• Problem to solve
Pull every line holding the string "JSON" from the records below.

+-------+

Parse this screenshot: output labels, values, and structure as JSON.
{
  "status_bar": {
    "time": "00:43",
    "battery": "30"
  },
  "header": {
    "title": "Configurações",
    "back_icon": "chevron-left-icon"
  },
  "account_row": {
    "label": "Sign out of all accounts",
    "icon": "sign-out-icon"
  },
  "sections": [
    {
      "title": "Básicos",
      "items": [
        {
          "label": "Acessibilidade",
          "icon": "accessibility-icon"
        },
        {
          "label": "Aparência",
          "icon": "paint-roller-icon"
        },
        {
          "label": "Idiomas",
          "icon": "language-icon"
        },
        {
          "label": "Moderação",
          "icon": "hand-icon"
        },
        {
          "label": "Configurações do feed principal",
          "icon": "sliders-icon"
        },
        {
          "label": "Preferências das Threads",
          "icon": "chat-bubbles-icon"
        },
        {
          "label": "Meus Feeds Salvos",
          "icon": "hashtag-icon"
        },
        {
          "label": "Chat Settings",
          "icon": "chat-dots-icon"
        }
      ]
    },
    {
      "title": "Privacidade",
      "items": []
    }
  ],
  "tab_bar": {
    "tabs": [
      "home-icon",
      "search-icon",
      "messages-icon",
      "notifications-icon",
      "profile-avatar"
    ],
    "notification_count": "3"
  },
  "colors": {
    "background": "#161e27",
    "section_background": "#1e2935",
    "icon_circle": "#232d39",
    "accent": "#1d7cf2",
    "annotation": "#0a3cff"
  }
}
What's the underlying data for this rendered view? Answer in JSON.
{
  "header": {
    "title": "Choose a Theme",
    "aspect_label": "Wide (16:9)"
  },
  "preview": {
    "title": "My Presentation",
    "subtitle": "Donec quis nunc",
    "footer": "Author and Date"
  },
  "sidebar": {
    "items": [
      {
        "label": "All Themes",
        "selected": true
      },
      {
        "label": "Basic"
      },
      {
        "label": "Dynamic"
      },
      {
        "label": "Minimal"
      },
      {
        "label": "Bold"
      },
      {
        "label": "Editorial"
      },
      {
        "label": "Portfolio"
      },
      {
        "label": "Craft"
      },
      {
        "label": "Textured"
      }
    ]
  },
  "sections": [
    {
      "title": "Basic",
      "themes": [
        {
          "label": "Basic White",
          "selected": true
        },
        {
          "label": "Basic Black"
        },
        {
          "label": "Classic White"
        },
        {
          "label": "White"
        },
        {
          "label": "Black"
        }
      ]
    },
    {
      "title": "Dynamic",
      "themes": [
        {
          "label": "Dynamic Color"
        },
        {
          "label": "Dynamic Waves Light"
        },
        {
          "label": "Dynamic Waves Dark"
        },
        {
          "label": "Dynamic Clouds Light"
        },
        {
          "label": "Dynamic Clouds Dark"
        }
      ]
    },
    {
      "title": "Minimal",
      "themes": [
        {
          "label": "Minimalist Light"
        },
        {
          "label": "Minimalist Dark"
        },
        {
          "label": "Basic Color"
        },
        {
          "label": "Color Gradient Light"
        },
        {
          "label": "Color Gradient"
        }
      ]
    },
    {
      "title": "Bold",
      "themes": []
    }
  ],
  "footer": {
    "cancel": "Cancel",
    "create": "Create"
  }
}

+-------+

• Result
Parse this screenshot: output labels, values, and structure as JSON.
What's the underlying data for this rendered view? Answer in JSON.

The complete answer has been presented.